#### Task prompt
Return each line containing the string "Accounts".

#### Given records
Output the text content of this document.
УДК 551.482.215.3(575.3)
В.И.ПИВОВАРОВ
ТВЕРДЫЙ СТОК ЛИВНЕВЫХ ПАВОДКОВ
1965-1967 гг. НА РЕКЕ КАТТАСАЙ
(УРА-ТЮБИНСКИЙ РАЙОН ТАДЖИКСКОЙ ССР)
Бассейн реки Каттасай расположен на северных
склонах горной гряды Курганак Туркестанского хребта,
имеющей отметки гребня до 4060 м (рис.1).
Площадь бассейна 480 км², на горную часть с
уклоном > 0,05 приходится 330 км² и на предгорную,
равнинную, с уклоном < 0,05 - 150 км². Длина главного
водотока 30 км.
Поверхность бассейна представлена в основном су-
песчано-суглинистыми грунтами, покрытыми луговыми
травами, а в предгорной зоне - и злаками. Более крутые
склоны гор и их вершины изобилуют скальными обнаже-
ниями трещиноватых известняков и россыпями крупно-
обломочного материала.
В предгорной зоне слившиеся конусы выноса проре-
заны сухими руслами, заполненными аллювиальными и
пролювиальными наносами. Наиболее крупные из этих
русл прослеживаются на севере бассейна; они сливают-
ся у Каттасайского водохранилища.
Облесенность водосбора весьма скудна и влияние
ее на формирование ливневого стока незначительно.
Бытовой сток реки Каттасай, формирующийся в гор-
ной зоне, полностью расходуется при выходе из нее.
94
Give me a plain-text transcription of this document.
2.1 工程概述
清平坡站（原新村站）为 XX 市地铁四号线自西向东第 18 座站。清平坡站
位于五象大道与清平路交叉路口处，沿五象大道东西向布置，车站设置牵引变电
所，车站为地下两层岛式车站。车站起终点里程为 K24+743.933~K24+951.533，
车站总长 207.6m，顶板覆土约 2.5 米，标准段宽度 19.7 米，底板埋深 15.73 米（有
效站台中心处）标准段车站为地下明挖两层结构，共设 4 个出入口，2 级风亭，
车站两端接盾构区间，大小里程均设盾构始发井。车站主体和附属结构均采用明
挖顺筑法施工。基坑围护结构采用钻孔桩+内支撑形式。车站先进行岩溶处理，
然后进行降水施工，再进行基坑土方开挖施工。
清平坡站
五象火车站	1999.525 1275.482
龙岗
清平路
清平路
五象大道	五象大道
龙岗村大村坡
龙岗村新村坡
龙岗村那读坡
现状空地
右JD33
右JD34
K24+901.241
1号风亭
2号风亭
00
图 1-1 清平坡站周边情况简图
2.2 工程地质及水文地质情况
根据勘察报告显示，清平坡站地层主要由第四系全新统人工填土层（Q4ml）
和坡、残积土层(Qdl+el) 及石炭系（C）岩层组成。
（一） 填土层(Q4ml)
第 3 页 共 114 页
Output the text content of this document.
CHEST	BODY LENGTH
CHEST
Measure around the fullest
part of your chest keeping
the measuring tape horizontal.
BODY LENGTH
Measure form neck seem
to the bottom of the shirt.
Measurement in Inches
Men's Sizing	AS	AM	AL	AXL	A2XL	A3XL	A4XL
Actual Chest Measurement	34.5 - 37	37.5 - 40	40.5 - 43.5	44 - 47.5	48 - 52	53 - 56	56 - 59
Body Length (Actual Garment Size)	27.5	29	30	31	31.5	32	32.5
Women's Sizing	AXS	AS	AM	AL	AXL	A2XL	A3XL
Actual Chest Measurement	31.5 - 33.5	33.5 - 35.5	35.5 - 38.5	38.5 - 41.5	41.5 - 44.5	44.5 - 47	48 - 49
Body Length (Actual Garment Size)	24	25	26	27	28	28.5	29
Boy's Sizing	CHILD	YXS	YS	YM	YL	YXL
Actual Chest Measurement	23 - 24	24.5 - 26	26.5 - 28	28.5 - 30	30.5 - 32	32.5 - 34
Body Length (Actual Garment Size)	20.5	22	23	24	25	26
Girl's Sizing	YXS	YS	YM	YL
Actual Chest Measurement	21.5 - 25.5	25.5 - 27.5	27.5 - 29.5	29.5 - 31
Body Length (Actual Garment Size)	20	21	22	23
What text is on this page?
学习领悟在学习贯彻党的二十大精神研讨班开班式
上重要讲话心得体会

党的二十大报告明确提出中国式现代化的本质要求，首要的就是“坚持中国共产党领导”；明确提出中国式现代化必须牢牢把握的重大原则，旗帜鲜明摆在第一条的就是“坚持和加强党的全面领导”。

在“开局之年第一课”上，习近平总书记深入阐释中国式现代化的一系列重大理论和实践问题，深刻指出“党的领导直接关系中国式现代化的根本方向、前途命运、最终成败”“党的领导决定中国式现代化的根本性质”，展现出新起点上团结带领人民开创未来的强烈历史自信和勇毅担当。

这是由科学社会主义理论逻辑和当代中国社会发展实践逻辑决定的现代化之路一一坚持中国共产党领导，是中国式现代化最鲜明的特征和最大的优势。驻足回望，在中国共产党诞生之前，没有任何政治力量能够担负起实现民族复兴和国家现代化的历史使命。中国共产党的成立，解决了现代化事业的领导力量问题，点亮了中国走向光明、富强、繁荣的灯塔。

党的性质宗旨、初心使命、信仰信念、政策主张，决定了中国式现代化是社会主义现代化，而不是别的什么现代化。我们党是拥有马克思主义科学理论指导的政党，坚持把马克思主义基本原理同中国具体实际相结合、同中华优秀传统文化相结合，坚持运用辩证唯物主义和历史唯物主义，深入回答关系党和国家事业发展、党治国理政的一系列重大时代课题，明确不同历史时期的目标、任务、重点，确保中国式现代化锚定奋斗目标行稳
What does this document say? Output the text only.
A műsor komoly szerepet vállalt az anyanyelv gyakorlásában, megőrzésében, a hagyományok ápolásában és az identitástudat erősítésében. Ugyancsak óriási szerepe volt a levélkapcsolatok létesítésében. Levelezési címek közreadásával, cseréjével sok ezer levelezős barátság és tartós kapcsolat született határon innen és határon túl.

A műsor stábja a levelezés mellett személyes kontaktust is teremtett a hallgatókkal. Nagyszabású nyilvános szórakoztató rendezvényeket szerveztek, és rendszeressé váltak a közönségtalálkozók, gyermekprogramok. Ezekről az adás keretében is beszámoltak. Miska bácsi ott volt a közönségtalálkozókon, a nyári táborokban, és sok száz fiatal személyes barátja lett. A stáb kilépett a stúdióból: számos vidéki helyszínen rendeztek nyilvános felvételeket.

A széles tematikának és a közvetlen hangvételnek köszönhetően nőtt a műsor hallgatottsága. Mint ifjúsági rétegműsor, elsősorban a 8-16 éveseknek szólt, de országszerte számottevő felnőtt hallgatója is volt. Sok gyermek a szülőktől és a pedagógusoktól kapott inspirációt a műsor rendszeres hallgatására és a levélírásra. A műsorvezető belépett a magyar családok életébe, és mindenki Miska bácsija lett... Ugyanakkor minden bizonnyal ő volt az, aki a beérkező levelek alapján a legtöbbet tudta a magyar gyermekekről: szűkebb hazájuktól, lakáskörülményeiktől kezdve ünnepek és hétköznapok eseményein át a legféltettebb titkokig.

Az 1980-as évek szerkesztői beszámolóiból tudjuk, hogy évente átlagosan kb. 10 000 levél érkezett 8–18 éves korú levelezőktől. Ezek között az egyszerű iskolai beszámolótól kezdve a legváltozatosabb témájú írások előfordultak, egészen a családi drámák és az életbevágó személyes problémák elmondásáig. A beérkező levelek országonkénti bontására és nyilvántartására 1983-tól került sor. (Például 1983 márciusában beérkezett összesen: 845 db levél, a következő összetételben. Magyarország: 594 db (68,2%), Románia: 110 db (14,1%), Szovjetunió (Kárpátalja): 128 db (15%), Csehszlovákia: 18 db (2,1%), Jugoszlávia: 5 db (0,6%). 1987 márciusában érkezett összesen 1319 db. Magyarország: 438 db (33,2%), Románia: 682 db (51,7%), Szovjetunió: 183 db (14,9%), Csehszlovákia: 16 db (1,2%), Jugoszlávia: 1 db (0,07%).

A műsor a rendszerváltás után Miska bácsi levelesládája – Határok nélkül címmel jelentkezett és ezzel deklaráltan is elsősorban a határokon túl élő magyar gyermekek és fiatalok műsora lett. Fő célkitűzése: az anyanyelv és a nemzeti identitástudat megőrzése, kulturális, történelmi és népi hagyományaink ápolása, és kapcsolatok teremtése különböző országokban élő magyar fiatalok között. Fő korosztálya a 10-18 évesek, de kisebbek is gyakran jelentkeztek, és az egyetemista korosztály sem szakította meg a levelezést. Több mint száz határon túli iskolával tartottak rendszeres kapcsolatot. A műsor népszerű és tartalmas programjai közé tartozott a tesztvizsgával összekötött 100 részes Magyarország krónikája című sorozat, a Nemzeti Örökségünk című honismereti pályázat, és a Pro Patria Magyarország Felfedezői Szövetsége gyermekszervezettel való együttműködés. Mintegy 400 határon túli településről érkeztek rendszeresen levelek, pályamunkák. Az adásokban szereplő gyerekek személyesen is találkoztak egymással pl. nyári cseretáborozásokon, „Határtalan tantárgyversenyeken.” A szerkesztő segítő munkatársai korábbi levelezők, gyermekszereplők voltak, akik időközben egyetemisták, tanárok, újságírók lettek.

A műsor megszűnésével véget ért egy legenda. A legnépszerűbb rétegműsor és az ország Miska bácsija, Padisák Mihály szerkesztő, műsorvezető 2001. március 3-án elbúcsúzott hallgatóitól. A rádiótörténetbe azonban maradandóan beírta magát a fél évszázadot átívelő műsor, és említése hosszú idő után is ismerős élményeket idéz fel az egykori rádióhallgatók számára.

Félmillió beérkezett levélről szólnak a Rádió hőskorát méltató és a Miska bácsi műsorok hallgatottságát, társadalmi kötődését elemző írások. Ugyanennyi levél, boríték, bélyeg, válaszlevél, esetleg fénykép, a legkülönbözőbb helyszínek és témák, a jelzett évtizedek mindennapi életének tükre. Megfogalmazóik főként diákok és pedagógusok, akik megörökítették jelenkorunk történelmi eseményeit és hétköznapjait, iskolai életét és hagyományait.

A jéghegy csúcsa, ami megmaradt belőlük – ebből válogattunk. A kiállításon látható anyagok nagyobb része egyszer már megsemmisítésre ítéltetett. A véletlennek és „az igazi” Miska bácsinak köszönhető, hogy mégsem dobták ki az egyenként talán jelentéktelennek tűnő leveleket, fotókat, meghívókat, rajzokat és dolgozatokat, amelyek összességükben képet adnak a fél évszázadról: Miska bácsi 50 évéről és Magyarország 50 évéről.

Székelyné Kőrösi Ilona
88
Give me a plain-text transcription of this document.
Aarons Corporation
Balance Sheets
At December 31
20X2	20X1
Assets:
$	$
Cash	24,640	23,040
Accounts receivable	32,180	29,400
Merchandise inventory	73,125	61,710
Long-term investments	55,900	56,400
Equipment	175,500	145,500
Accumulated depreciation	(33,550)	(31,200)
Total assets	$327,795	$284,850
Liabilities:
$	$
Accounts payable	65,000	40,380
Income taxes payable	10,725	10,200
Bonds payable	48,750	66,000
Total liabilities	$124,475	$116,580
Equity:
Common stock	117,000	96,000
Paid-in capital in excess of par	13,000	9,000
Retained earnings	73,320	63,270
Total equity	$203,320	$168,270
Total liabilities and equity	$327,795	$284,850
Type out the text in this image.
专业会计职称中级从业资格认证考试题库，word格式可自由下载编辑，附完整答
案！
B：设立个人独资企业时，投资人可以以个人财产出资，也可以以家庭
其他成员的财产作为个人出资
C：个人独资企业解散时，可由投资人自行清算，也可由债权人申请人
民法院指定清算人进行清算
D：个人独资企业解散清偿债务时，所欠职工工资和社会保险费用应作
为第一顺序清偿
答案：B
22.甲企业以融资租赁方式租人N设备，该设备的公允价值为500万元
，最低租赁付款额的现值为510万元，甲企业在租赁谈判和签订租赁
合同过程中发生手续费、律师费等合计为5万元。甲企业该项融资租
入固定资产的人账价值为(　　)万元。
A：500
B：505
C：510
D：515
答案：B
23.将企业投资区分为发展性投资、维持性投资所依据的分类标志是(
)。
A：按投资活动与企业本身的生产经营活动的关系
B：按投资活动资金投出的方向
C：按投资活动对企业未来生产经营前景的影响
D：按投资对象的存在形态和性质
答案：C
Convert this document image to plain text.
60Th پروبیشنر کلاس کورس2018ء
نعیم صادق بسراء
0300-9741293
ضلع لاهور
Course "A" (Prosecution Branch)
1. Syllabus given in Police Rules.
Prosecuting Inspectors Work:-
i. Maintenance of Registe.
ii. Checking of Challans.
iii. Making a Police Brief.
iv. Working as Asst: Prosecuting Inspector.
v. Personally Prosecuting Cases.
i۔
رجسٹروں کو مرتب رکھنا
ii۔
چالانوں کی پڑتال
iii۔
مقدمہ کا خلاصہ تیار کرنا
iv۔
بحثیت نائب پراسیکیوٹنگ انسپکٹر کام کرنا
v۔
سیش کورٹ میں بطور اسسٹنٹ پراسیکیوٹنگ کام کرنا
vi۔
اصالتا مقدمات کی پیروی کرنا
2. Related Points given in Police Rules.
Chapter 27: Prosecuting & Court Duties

#### Result of this exercise
Accounts receivable	32,180	29,400
Accounts payable	65,000	40,380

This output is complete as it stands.